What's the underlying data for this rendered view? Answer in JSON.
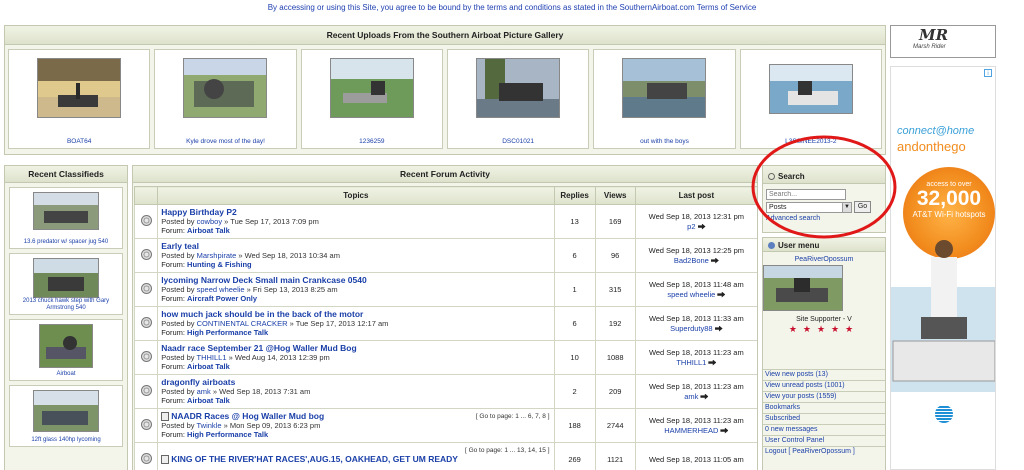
{
  "terms": "By accessing or using this Site, you agree to be bound by the terms and conditions as stated in the SouthernAirboat.com Terms of Service",
  "gallery": {
    "title": "Recent Uploads From the Southern Airboat Picture Gallery",
    "items": [
      {
        "caption": "BOAT64"
      },
      {
        "caption": "Kyle drove most of the day!"
      },
      {
        "caption": "1236259"
      },
      {
        "caption": "DSC01021"
      },
      {
        "caption": "out with the boys"
      },
      {
        "caption": "L3SSINEE2013-2"
      }
    ]
  },
  "classifieds": {
    "title": "Recent Classifieds",
    "items": [
      {
        "caption": "13.6 predator w/ spacer jug 540"
      },
      {
        "caption": "2013 chuck hawk step with Gary Armstrong 540"
      },
      {
        "caption": "Airboat"
      },
      {
        "caption": "12ft glass 140hp lycoming"
      }
    ]
  },
  "forum": {
    "title": "Recent Forum Activity",
    "columns": {
      "topics": "Topics",
      "replies": "Replies",
      "views": "Views",
      "last": "Last post"
    },
    "rows": [
      {
        "title": "Happy Birthday P2",
        "by": "Posted by ",
        "author": "cowboy",
        "date": " » Tue Sep 17, 2013 7:09 pm",
        "forum_label": "Forum: ",
        "forum": "Airboat Talk",
        "replies": "13",
        "views": "169",
        "last_date": "Wed Sep 18, 2013 12:31 pm",
        "last_user": "p2",
        "goto": ""
      },
      {
        "title": "Early teal",
        "by": "Posted by ",
        "author": "Marshpirate",
        "date": " » Wed Sep 18, 2013 10:34 am",
        "forum_label": "Forum: ",
        "forum": "Hunting & Fishing",
        "replies": "6",
        "views": "96",
        "last_date": "Wed Sep 18, 2013 12:25 pm",
        "last_user": "Bad2Bone",
        "goto": ""
      },
      {
        "title": "lycoming Narrow Deck Small main Crankcase 0540",
        "by": "Posted by ",
        "author": "speed wheelie",
        "date": " » Fri Sep 13, 2013 8:25 am",
        "forum_label": "Forum: ",
        "forum": "Aircraft Power Only",
        "replies": "1",
        "views": "315",
        "last_date": "Wed Sep 18, 2013 11:48 am",
        "last_user": "speed wheelie",
        "goto": ""
      },
      {
        "title": "how much jack should be in the back of the motor",
        "by": "Posted by ",
        "author": "CONTINENTAL CRACKER",
        "date": " » Tue Sep 17, 2013 12:17 am",
        "forum_label": "Forum: ",
        "forum": "High Performance Talk",
        "replies": "6",
        "views": "192",
        "last_date": "Wed Sep 18, 2013 11:33 am",
        "last_user": "Superduty88",
        "goto": ""
      },
      {
        "title": "Naadr race September 21 @Hog Waller Mud Bog",
        "by": "Posted by ",
        "author": "THHILL1",
        "date": " » Wed Aug 14, 2013 12:39 pm",
        "forum_label": "Forum: ",
        "forum": "Airboat Talk",
        "replies": "10",
        "views": "1088",
        "last_date": "Wed Sep 18, 2013 11:23 am",
        "last_user": "THHILL1",
        "goto": ""
      },
      {
        "title": "dragonfly airboats",
        "by": "Posted by ",
        "author": "amk",
        "date": " » Wed Sep 18, 2013 7:31 am",
        "forum_label": "Forum: ",
        "forum": "Airboat Talk",
        "replies": "2",
        "views": "209",
        "last_date": "Wed Sep 18, 2013 11:23 am",
        "last_user": "amk",
        "goto": ""
      },
      {
        "title": "NAADR Races @ Hog Waller Mud bog",
        "by": "Posted by ",
        "author": "Twinkle",
        "date": " » Mon Sep 09, 2013 6:23 pm",
        "forum_label": "Forum: ",
        "forum": "High Performance Talk",
        "replies": "188",
        "views": "2744",
        "last_date": "Wed Sep 18, 2013 11:23 am",
        "last_user": "HAMMERHEAD",
        "goto": "[ Go to page: 1 ... 6, 7, 8 ]"
      },
      {
        "title": "KING OF THE RIVER'HAT RACES',AUG.15, OAKHEAD, GET UM READY",
        "by": "",
        "author": "",
        "date": "",
        "forum_label": "",
        "forum": "",
        "replies": "269",
        "views": "1121",
        "last_date": "Wed Sep 18, 2013 11:05 am",
        "last_user": "",
        "goto": "[ Go to page: 1 ... 13, 14, 15 ]"
      }
    ]
  },
  "search": {
    "title": "Search",
    "placeholder": "Search...",
    "scope": "Posts",
    "go": "Go",
    "advanced": "Advanced search"
  },
  "user_menu": {
    "title": "User menu",
    "username": "PeaRiverOpossum",
    "rank": "Site Supporter - V",
    "stars": "★★★★★",
    "links": [
      "View new posts (13)",
      "View unread posts (1001)",
      "View your posts (1559)",
      "Bookmarks",
      "Subscribed",
      "0 new messages",
      "User Control Panel",
      "Logout [ PeaRiverOpossum ]"
    ]
  },
  "ads": {
    "logo_text": "MR",
    "logo_sub": "Marsh Rider",
    "line1": "connect@home",
    "line2": "andonthego",
    "burst1": "access to over",
    "burst2": "32,000",
    "burst3": "AT&T Wi-Fi hotspots",
    "info": "i"
  }
}
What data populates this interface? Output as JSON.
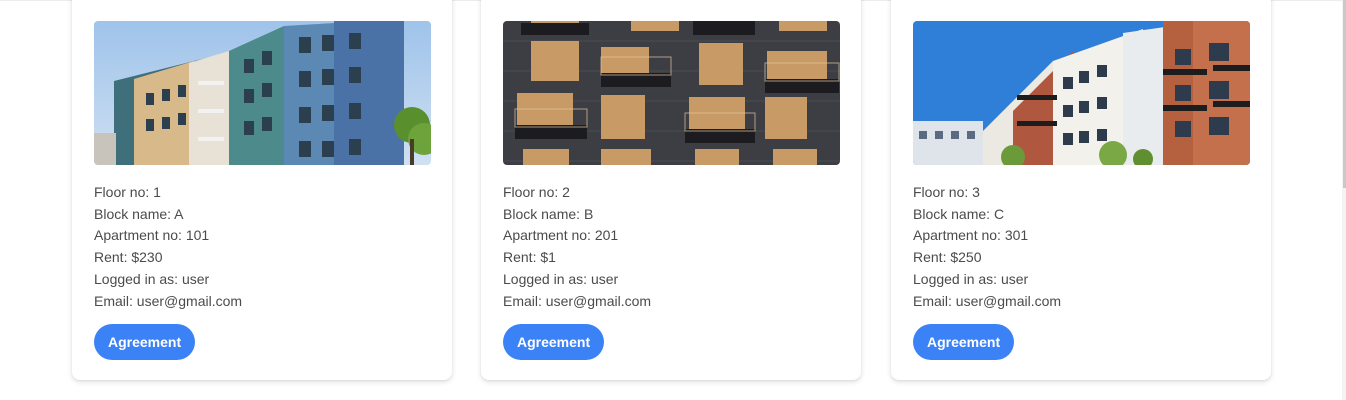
{
  "labels": {
    "floor": "Floor no: ",
    "block": "Block name: ",
    "apartment": "Apartment no: ",
    "rent": "Rent: ",
    "logged": "Logged in as: ",
    "email": "Email: "
  },
  "cards": [
    {
      "floor": "1",
      "block": "A",
      "apartment": "101",
      "rent": "$230",
      "user": "user",
      "email": "user@gmail.com",
      "button": "Agreement",
      "image": "apartment-building-photo"
    },
    {
      "floor": "2",
      "block": "B",
      "apartment": "201",
      "rent": "$1",
      "user": "user",
      "email": "user@gmail.com",
      "button": "Agreement",
      "image": "apartment-facade-photo"
    },
    {
      "floor": "3",
      "block": "C",
      "apartment": "301",
      "rent": "$250",
      "user": "user",
      "email": "user@gmail.com",
      "button": "Agreement",
      "image": "apartment-complex-photo"
    }
  ],
  "colors": {
    "accent": "#3b82f6",
    "text": "#4b4b4b",
    "card_bg": "#ffffff"
  }
}
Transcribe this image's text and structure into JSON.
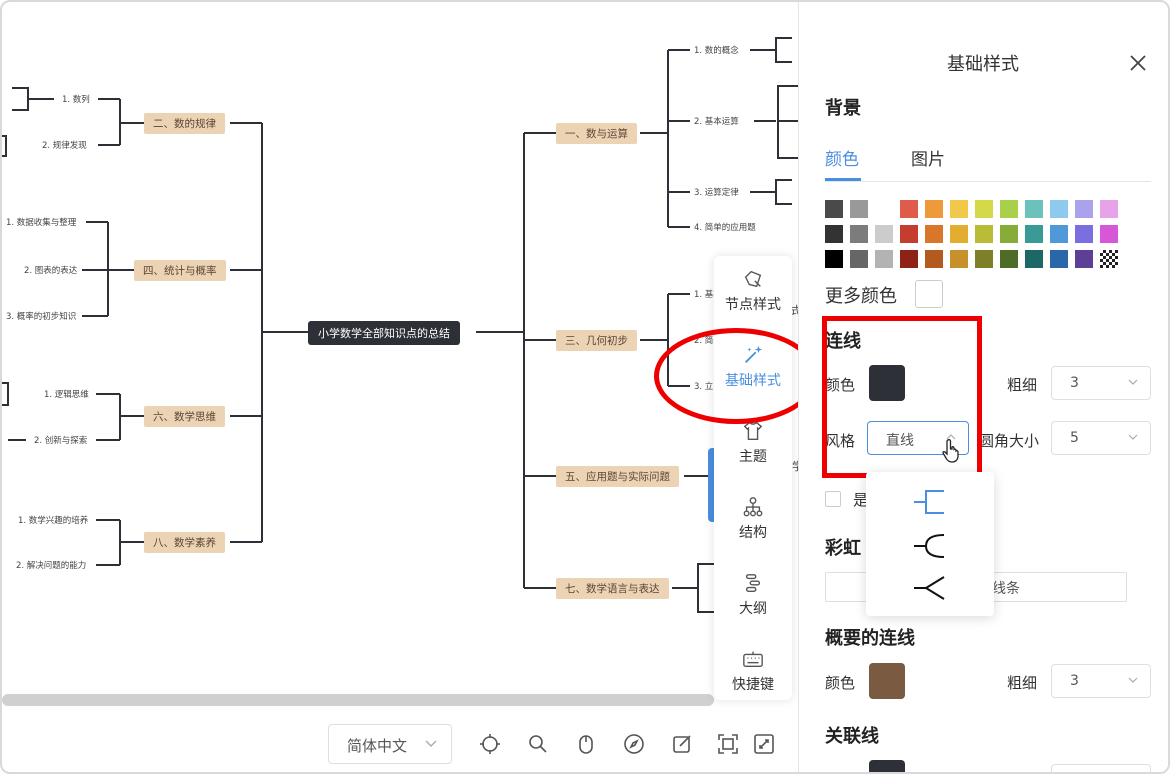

**PROMPT:**
Output each line exactly; omit every picture.

**CORRECT ANSWER:**
What's the underlying data for this rendered view? Answer in JSON.
{
  "terms": "By accessing or using this Site, you agree to be bound by the terms and conditions as stated in the SouthernAirboat.com Terms of Service",
  "gallery": {
    "title": "Recent Uploads From the Southern Airboat Picture Gallery",
    "items": [
      {
        "caption": "BOAT64"
      },
      {
        "caption": "Kyle drove most of the day!"
      },
      {
        "caption": "1236259"
      },
      {
        "caption": "DSC01021"
      },
      {
        "caption": "out with the boys"
      },
      {
        "caption": "L3SSINEE2013-2"
      }
    ]
  },
  "classifieds": {
    "title": "Recent Classifieds",
    "items": [
      {
        "caption": "13.6 predator w/ spacer jug 540"
      },
      {
        "caption": "2013 chuck hawk step with Gary Armstrong 540"
      },
      {
        "caption": "Airboat"
      },
      {
        "caption": "12ft glass 140hp lycoming"
      }
    ]
  },
  "forum": {
    "title": "Recent Forum Activity",
    "columns": {
      "topics": "Topics",
      "replies": "Replies",
      "views": "Views",
      "last": "Last post"
    },
    "rows": [
      {
        "title": "Happy Birthday P2",
        "by": "Posted by ",
        "author": "cowboy",
        "date": " » Tue Sep 17, 2013 7:09 pm",
        "forum_label": "Forum: ",
        "forum": "Airboat Talk",
        "replies": "13",
        "views": "169",
        "last_date": "Wed Sep 18, 2013 12:31 pm",
        "last_user": "p2",
        "goto": ""
      },
      {
        "title": "Early teal",
        "by": "Posted by ",
        "author": "Marshpirate",
        "date": " » Wed Sep 18, 2013 10:34 am",
        "forum_label": "Forum: ",
        "forum": "Hunting & Fishing",
        "replies": "6",
        "views": "96",
        "last_date": "Wed Sep 18, 2013 12:25 pm",
        "last_user": "Bad2Bone",
        "goto": ""
      },
      {
        "title": "lycoming Narrow Deck Small main Crankcase 0540",
        "by": "Posted by ",
        "author": "speed wheelie",
        "date": " » Fri Sep 13, 2013 8:25 am",
        "forum_label": "Forum: ",
        "forum": "Aircraft Power Only",
        "replies": "1",
        "views": "315",
        "last_date": "Wed Sep 18, 2013 11:48 am",
        "last_user": "speed wheelie",
        "goto": ""
      },
      {
        "title": "how much jack should be in the back of the motor",
        "by": "Posted by ",
        "author": "CONTINENTAL CRACKER",
        "date": " » Tue Sep 17, 2013 12:17 am",
        "forum_label": "Forum: ",
        "forum": "High Performance Talk",
        "replies": "6",
        "views": "192",
        "last_date": "Wed Sep 18, 2013 11:33 am",
        "last_user": "Superduty88",
        "goto": ""
      },
      {
        "title": "Naadr race September 21 @Hog Waller Mud Bog",
        "by": "Posted by ",
        "author": "THHILL1",
        "date": " » Wed Aug 14, 2013 12:39 pm",
        "forum_label": "Forum: ",
        "forum": "Airboat Talk",
        "replies": "10",
        "views": "1088",
        "last_date": "Wed Sep 18, 2013 11:23 am",
        "last_user": "THHILL1",
        "goto": ""
      },
      {
        "title": "dragonfly airboats",
        "by": "Posted by ",
        "author": "amk",
        "date": " » Wed Sep 18, 2013 7:31 am",
        "forum_label": "Forum: ",
        "forum": "Airboat Talk",
        "replies": "2",
        "views": "209",
        "last_date": "Wed Sep 18, 2013 11:23 am",
        "last_user": "amk",
        "goto": ""
      },
      {
        "title": "NAADR Races @ Hog Waller Mud bog",
        "by": "Posted by ",
        "author": "Twinkle",
        "date": " » Mon Sep 09, 2013 6:23 pm",
        "forum_label": "Forum: ",
        "forum": "High Performance Talk",
        "replies": "188",
        "views": "2744",
        "last_date": "Wed Sep 18, 2013 11:23 am",
        "last_user": "HAMMERHEAD",
        "goto": "[ Go to page: 1 ... 6, 7, 8 ]"
      },
      {
        "title": "KING OF THE RIVER'HAT RACES',AUG.15, OAKHEAD, GET UM READY",
        "by": "",
        "author": "",
        "date": "",
        "forum_label": "",
        "forum": "",
        "replies": "269",
        "views": "1121",
        "last_date": "Wed Sep 18, 2013 11:05 am",
        "last_user": "",
        "goto": "[ Go to page: 1 ... 13, 14, 15 ]"
      }
    ]
  },
  "search": {
    "title": "Search",
    "placeholder": "Search...",
    "scope": "Posts",
    "go": "Go",
    "advanced": "Advanced search"
  },
  "user_menu": {
    "title": "User menu",
    "username": "PeaRiverOpossum",
    "rank": "Site Supporter - V",
    "stars": "★★★★★",
    "links": [
      "View new posts (13)",
      "View unread posts (1001)",
      "View your posts (1559)",
      "Bookmarks",
      "Subscribed",
      "0 new messages",
      "User Control Panel",
      "Logout [ PeaRiverOpossum ]"
    ]
  },
  "ads": {
    "logo_text": "MR",
    "logo_sub": "Marsh Rider",
    "line1": "connect@home",
    "line2": "andonthego",
    "burst1": "access to over",
    "burst2": "32,000",
    "burst3": "AT&T Wi-Fi hotspots",
    "info": "i"
  }
}
What data populates this interface? Output as JSON.
{
  "labels": {
    "floor": "Floor no: ",
    "block": "Block name: ",
    "apartment": "Apartment no: ",
    "rent": "Rent: ",
    "logged": "Logged in as: ",
    "email": "Email: "
  },
  "cards": [
    {
      "floor": "1",
      "block": "A",
      "apartment": "101",
      "rent": "$230",
      "user": "user",
      "email": "user@gmail.com",
      "button": "Agreement",
      "image": "apartment-building-photo"
    },
    {
      "floor": "2",
      "block": "B",
      "apartment": "201",
      "rent": "$1",
      "user": "user",
      "email": "user@gmail.com",
      "button": "Agreement",
      "image": "apartment-facade-photo"
    },
    {
      "floor": "3",
      "block": "C",
      "apartment": "301",
      "rent": "$250",
      "user": "user",
      "email": "user@gmail.com",
      "button": "Agreement",
      "image": "apartment-complex-photo"
    }
  ],
  "colors": {
    "accent": "#3b82f6",
    "text": "#4b4b4b",
    "card_bg": "#ffffff"
  }
}
Transcribe this image's text and structure into JSON.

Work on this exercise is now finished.